Task details: Your task is to repeat the lines below exactly, excluding any pictures they contain.

++++ Records for processing ++++

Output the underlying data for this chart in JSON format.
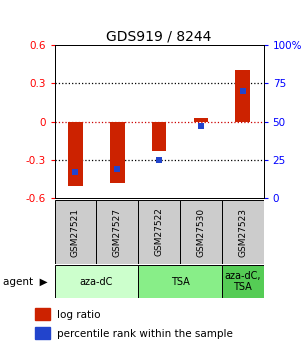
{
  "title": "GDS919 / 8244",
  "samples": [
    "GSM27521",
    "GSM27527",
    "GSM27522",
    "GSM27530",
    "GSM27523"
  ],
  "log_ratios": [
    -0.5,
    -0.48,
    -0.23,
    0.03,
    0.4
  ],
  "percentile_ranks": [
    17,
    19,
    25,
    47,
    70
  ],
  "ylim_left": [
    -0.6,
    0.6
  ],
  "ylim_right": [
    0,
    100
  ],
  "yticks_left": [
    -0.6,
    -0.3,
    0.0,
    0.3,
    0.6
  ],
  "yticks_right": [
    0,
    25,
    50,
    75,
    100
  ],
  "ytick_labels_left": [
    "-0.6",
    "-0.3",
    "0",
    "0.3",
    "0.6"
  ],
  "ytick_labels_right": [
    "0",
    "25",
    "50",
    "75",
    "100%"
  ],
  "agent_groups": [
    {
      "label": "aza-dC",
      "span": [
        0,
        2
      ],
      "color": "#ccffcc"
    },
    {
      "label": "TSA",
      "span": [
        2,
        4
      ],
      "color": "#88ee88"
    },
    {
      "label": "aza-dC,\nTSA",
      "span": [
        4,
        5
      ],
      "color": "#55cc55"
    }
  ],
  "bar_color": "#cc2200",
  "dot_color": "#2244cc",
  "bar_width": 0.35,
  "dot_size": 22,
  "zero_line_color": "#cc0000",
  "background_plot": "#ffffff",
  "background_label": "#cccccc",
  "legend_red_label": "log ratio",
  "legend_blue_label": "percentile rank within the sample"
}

++++

Full solution:
Output the underlying data for this chart in JSON format.
{
  "title": "GDS919 / 8244",
  "samples": [
    "GSM27521",
    "GSM27527",
    "GSM27522",
    "GSM27530",
    "GSM27523"
  ],
  "log_ratios": [
    -0.5,
    -0.48,
    -0.23,
    0.03,
    0.4
  ],
  "percentile_ranks": [
    17,
    19,
    25,
    47,
    70
  ],
  "ylim_left": [
    -0.6,
    0.6
  ],
  "ylim_right": [
    0,
    100
  ],
  "yticks_left": [
    -0.6,
    -0.3,
    0.0,
    0.3,
    0.6
  ],
  "yticks_right": [
    0,
    25,
    50,
    75,
    100
  ],
  "ytick_labels_left": [
    "-0.6",
    "-0.3",
    "0",
    "0.3",
    "0.6"
  ],
  "ytick_labels_right": [
    "0",
    "25",
    "50",
    "75",
    "100%"
  ],
  "agent_groups": [
    {
      "label": "aza-dC",
      "span": [
        0,
        2
      ],
      "color": "#ccffcc"
    },
    {
      "label": "TSA",
      "span": [
        2,
        4
      ],
      "color": "#88ee88"
    },
    {
      "label": "aza-dC,\nTSA",
      "span": [
        4,
        5
      ],
      "color": "#55cc55"
    }
  ],
  "bar_color": "#cc2200",
  "dot_color": "#2244cc",
  "bar_width": 0.35,
  "dot_size": 22,
  "zero_line_color": "#cc0000",
  "background_plot": "#ffffff",
  "background_label": "#cccccc",
  "legend_red_label": "log ratio",
  "legend_blue_label": "percentile rank within the sample"
}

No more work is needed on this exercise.